#### Extracted information ####

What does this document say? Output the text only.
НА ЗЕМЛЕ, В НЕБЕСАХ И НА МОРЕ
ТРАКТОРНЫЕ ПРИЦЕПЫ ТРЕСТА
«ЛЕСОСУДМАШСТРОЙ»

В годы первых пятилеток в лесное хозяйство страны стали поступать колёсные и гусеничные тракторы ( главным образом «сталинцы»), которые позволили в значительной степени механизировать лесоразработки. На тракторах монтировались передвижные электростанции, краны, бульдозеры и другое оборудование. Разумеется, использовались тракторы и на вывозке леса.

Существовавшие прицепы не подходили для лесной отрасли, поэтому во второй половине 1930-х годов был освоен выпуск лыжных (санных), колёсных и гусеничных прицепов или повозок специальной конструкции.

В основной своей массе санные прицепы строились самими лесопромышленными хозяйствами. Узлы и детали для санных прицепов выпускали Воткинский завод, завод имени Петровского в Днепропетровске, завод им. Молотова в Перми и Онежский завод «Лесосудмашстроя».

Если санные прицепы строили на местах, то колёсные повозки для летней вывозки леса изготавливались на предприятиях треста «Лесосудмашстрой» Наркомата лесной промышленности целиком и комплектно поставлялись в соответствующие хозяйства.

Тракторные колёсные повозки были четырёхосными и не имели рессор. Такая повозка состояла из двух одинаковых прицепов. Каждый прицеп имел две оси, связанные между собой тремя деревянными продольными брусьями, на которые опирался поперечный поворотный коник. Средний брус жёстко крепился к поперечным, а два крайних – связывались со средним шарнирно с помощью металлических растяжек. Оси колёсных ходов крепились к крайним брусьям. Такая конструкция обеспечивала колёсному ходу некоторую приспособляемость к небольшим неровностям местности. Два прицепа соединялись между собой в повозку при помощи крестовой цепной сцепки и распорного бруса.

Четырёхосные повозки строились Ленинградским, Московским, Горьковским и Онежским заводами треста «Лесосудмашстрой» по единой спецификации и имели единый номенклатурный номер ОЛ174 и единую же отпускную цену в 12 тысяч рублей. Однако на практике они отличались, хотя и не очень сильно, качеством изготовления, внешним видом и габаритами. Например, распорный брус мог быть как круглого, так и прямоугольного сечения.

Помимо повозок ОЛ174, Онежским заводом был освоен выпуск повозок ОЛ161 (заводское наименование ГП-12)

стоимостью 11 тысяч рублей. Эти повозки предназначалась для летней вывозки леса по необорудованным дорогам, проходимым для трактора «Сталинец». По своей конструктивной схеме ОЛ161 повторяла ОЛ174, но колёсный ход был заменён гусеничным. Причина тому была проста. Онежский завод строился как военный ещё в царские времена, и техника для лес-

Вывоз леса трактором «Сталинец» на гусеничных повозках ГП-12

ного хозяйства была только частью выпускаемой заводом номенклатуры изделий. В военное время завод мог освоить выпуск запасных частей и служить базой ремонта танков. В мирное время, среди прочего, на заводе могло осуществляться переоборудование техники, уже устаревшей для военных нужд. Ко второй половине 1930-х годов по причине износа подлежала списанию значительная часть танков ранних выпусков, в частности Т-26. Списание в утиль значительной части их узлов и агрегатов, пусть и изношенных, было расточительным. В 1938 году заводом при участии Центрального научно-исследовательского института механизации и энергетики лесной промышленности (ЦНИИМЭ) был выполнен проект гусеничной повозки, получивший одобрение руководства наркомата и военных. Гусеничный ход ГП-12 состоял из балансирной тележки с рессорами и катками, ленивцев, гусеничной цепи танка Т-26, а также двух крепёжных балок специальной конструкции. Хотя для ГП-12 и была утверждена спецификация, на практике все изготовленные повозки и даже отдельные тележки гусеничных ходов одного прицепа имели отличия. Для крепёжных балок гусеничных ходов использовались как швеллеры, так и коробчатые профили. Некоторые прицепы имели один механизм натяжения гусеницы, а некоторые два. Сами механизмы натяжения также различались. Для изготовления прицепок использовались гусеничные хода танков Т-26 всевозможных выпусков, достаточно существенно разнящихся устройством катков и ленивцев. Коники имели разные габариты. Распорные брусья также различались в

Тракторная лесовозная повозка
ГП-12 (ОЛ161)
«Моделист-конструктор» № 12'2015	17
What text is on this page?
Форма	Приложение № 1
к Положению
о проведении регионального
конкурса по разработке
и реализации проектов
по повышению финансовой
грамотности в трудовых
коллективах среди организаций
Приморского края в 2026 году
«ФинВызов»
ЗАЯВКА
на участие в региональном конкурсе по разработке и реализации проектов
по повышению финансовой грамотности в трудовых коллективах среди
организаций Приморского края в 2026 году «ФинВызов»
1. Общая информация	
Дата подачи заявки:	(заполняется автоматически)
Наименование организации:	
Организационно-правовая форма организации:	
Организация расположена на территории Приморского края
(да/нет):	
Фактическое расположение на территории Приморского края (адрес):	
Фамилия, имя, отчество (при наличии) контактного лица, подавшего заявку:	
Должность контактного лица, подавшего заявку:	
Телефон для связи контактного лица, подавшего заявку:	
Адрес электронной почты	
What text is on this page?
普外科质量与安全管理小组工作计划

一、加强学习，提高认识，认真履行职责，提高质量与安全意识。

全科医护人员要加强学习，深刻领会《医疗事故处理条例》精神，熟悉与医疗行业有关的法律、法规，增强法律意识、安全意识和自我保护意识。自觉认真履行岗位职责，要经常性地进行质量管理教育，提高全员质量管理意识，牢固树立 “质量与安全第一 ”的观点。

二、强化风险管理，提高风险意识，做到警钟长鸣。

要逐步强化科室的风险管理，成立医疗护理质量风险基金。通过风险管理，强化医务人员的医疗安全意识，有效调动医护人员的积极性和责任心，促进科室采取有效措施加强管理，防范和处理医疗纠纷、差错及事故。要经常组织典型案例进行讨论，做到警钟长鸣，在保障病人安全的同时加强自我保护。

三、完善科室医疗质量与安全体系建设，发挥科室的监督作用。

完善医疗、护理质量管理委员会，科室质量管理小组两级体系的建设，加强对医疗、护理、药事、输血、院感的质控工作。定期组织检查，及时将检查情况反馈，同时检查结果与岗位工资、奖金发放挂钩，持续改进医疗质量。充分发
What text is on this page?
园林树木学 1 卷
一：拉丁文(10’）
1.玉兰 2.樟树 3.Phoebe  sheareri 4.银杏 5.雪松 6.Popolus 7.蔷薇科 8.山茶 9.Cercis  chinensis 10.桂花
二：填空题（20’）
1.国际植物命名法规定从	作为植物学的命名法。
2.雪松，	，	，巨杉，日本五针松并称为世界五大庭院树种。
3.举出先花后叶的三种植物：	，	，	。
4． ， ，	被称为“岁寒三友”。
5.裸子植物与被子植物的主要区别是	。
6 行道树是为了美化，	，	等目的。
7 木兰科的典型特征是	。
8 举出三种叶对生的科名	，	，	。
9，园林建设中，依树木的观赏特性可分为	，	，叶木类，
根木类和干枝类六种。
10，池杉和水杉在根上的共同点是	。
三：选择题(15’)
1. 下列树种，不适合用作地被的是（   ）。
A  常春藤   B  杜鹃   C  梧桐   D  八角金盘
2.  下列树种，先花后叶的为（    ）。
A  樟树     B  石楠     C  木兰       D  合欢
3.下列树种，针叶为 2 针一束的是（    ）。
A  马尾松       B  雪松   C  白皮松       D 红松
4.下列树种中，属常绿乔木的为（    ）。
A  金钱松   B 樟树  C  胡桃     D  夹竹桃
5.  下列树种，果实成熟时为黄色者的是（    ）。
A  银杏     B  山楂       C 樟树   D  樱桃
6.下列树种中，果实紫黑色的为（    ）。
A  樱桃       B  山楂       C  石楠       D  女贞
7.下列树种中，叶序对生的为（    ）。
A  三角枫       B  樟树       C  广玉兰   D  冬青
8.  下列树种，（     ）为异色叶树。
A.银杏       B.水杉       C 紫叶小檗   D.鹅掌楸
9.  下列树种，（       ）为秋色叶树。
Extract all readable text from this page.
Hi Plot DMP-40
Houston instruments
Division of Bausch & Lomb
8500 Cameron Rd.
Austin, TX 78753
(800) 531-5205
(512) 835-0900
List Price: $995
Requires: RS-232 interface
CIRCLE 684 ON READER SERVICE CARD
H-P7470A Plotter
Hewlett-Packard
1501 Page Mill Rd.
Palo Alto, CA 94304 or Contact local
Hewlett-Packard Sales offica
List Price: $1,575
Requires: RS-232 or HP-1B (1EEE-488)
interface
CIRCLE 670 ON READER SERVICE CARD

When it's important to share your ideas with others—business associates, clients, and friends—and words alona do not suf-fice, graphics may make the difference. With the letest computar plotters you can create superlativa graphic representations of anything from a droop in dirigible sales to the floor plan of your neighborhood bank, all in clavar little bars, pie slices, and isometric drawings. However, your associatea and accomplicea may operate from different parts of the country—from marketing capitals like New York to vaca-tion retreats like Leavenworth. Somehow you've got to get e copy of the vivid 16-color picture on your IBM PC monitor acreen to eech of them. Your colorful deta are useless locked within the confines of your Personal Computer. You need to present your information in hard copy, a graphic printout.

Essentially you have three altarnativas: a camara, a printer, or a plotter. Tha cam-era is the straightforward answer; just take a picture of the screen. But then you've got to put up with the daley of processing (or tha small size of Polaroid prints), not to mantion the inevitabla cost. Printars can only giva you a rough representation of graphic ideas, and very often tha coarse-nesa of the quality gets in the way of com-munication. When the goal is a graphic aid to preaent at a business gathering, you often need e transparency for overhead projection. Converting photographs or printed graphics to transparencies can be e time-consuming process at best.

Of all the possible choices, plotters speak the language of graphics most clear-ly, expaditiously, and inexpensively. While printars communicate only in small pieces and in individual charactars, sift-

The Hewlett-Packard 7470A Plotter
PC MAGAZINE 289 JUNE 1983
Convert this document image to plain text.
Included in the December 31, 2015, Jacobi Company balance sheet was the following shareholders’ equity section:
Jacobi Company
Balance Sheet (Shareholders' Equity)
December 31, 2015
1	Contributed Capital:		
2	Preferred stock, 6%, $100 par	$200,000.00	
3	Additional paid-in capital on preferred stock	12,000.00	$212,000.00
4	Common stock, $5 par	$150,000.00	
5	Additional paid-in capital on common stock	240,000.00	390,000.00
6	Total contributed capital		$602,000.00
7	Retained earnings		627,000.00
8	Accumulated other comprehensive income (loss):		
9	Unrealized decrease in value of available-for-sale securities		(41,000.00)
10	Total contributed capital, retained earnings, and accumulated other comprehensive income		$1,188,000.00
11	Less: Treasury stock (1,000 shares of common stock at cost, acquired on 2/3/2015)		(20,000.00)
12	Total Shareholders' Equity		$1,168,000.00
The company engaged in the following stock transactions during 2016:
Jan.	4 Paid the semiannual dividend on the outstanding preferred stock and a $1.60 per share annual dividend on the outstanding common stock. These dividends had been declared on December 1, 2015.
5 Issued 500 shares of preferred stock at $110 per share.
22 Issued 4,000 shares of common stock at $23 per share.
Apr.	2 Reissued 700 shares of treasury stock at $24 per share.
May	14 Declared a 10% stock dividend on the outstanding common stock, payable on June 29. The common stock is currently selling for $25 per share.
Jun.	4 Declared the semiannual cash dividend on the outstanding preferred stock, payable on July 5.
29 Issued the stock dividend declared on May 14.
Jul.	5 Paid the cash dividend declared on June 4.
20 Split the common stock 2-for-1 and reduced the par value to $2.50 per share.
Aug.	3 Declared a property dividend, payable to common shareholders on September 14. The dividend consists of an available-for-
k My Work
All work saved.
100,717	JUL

####

• Work required
Copy out every line of the material above that mentions the word "организаций".

• The response
коллективах среди организаций
организаций Приморского края в 2026 году «ФинВызов»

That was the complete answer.